Recorded information:
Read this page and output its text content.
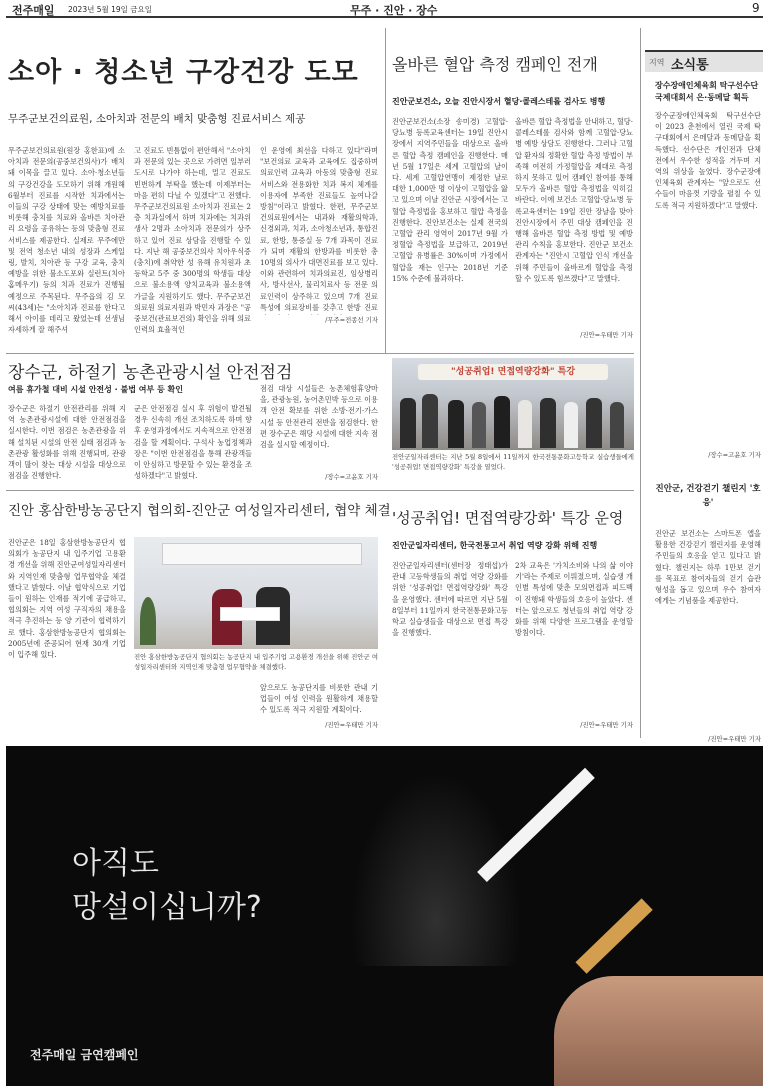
전주매일 2023년 5월 19일 금요일	무주 · 진안 · 장수	9
소아 · 청소년 구강건강 도모
무주군보건의료원, 소아치과 전문의 배치 맞춤형 진료서비스 제공
무주군보건의료원(원장 홍한표)에 소아치과 전문의(공중보건의사)가 배치돼 이목을 끌고 있다. 소아·청소년들의 구강건강을 도모하기 위해 개원해 6월부터 진료를 시작한 치과에서는 이들의 구강 상태에 맞는 예방치료를 비롯해 충치를 치료와 올바른 치아관리 요령을 공유하는 등의 맞춤형 진료서비스를 제공한다. 실제로 무주에만 및 전역 청소년 내의 성장과 스케일링, 발치, 치아관 등 구강 교육, 충치 예방을 위한 불소도포와 실런트(치아 홈메우기) 등의 치과 진료가 진행될 예정으로 주목된다. 무주읍의 김 모 씨(43세)는 "소아치과 진료를 한다고 해서 아이를 데리고 왔었는데 선생님 자세하게 잘 해주셔
고 진료도 빈틈없이 편안해서 "소아치과 전문의 있는 곳으로 가려면 일부러 도시로 나가야 하는데, 멀고 진료도 빈번하게 부탁을 했는데 이제부터는 마음 편히 다닐 수 있겠다"고 전했다. 무주군보건의료원 소아치과 진료는 2층 치과실에서 하며 치과에는 치과위생사 2명과 소아치과 전문의가 상주하고 있어 진료 상담을 진행할 수 있다. 지난 해 공중보건의사 치아우식증(충치)에 취약한 성 유해 유치원과 초등학교 5주 중 300명의 학생들 대상으로 불소용액 양치교육과 불소용액 가글을 지원하기도 했다. 무주군보건의료원 의료지원과 박민자 과장은 "공중보건(관료보건의) 확인을 위해 의료 인력의 효율적인
인 운영에 최선을 다하고 있다"라며 "보건의료 교육과 교육에도 집중하며 의료인력 교육과 아동의 맞춤형 진료 서비스와 전용화한 치과 복지 체계를 이용자에 부족한 진료들도 높여나갈 방침"이라고 밝혔다. 한편, 무주군보건의료원에서는 내과와 재활의학과, 신경외과, 치과, 소아청소년과, 통합진료, 한방, 통증실 등 7개 과목이 진료가 되며 재활의 한방과를 비롯한 총 10명의 의사가 대면진료를 보고 있다. 이와 관련하여 치과의료진, 임상병리사, 방사선사, 물리치료사 등 전문 의료인력이 상주하고 있으며 7개 진료 특성에 의료장비를 갖추고 한방 진료
/무주=전종선 기자
올바른 혈압 측정 캠페인 전개
진안군보건소, 오늘 진안시장서 혈당·콜레스테롤 검사도 병행
진안군보건소(소장 송미경) 고혈압·당뇨병 등록교육센터는 19일 진안시장에서 지역주민들을 대상으로 올바른 혈압 측정 캠페인을 진행한다. 매년 5월 17일은 세계 고혈압의 날이다. 세계 고혈압연맹이 제정한 날로 대한 1,000만 명 이상이 고혈압을 앓고 있으며 이날 진안군 시장에서는 고혈압 측정법을 홍보하고 혈압 측정을 진행한다. 진안보건소는 실제 전국의 고혈압 관리 영역이 2017년 9월 가정혈압 측정법을 보급하고, 2019년 고혈압 유병률은 30%이며 가정에서 혈압을 재는 인구는 2018년 기준 15% 수준에 불과하다.
올바른 혈압 측정법을 안내하고, 혈당·콜레스테롤 검사와 함께 고혈압·당뇨병 예방 상담도 진행한다. 그러나 고혈압 환자의 정확한 혈압 측정 방법이 부족해 여전히 가정혈압을 제대로 측정하지 못하고 있어 캠페인 참여를 통해 모두가 올바른 혈압 측정법을 익히길 바란다. 이에 보건소 고혈압·당뇨병 등록교육센터는 19일 진안 장날을 맞아 진안시장에서 주민 대상 캠페인을 진행해 올바른 혈압 측정 방법 및 예방 관리 수칙을 홍보한다. 진안군 보건소 관계자는 "진안시 고혈압 인식 개선을 위해 주민들이 올바르게 혈압을 측정할 수 있도록 힘쓰겠다"고 말했다.
/진안=우태만 기자
장수군, 하절기 농촌관광시설 안전점검
여름 휴가철 대비 시설 안전성 · 불법 여부 등 확인
장수군은 하절기 안전관리를 위해 지역 농촌관광시설에 대한 안전점검을 실시한다. 이번 점검은 농촌관광을 위해 설치된 시설의 안전 실태 점검과 농촌관광 활성화를 위해 진행되며, 관광객이 많이 찾는 대상 시설을 대상으로 점검을 진행한다.
군은 안전점검 실시 후 위험이 발견될 경우 신속히 개선 조치하도록 하며 향후 운영과정에서도 지속적으로 안전점검을 할 계획이다. 구석사 농업정책과장은 "이번 안전점검을 통해 관광객들이 안심하고 방문할 수 있는 환경을 조성하겠다"고 밝혔다.
점검 대상 시설들은 농촌체험휴양마을, 관광농원, 농어촌민박 등으로 이용객 안전 확보를 위한 소방·전기·가스 시설 등 안전관리 전반을 점검한다. 한편 장수군은 해당 시설에 대한 지속 점검을 실시할 예정이다.
/장수=고윤호 기자
"성공취업! 면접역량강화" 특강
진안군일자리센터는 지난 5월 8일에서 11일까지 한국전통문화고등학교 실습생들에게 '성공취업! 면접역량강화' 특강을 열었다.
진안 홍삼한방농공단지 협의회-진안군 여성일자리센터, 협약 체결
진안군은 18일 홍삼한방농공단지 협의회가 농공단지 내 입주기업 고용환경 개선을 위해 진안군여성일자리센터와 지역인재 맞춤형 업무협약을 체결했다고 밝혔다. 이날 협약식으로 기업들이 원하는 인재를 적기에 공급하고, 협의회는 지역 여성 구직자의 채용을 적극 추진하는 등 양 기관이 협력하기로 했다. 홍삼한방농공단지 협의회는 2005년에 준공되어 현재 30개 기업이 입주해 있다.	진안 홍삼한방농공단지 협의회는 농공단지 내 입주기업 고용환경 개선을 위해 진안군 여성일자리센터와 지역인재 맞춤형 업무협약을 체결했다.
앞으로도 농공단지를 비롯한 관내 기업들이 여성 인력을 원활하게 채용할 수 있도록 적극 지원할 계획이다.
/진안=우태만 기자
'성공취업! 면접역량강화' 특강 운영
진안군일자리센터, 한국전통고서 취업 역량 강화 위해 진행
진안군일자리센터(센터장 정태섭)가 관내 고등학생들의 취업 역량 강화를 위한 '성공취업! 면접역량강화' 특강을 운영했다. 센터에 따르면 지난 5월 8일부터 11일까지 한국전통문화고등학교 실습생들을 대상으로 면접 특강을 진행했다.
2차 교육은 '가치소비와 나의 삶 이야기'라는 주제로 이뤄졌으며, 실습생 개인별 특성에 맞춘 모의면접과 피드백이 진행돼 학생들의 호응이 높았다. 센터는 앞으로도 청년들의 취업 역량 강화를 위해 다양한 프로그램을 운영할 방침이다.
/진안=우태만 기자
지역 소식통
장수장애인체육회 탁구선수단 국제대회서 은·동메달 획득
장수군장애인체육회 탁구선수단이 2023 춘천에서 열린 국제 탁구대회에서 은메달과 동메달을 획득했다. 선수단은 개인전과 단체전에서 우수한 성적을 거두며 지역의 위상을 높였다. 장수군장애인체육회 관계자는 "앞으로도 선수들이 마음껏 기량을 펼칠 수 있도록 적극 지원하겠다"고 말했다.
/장수=고윤호 기자
진안군, 건강걷기 챌린지 '호응'
진안군 보건소는 스마트폰 앱을 활용한 건강걷기 챌린지를 운영해 주민들의 호응을 얻고 있다고 밝혔다. 챌린지는 하루 1만보 걷기를 목표로 참여자들의 걷기 습관 형성을 돕고 있으며 우수 참여자에게는 기념품을 제공한다.
/진안=우태만 기자
아직도
망설이십니까?
전주매일 금연캠페인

Instructions for the task: Each line above that includes "건강걷기" should be shown.

Correct response:
진안군, 건강걷기 챌린지 '호응'
진안군 보건소는 스마트폰 앱을 활용한 건강걷기 챌린지를 운영해 주민들의 호응을 얻고 있다고 밝혔다. 챌린지는 하루 1만보 걷기를 목표로 참여자들의 걷기 습관 형성을 돕고 있으며 우수 참여자에게는 기념품을 제공한다.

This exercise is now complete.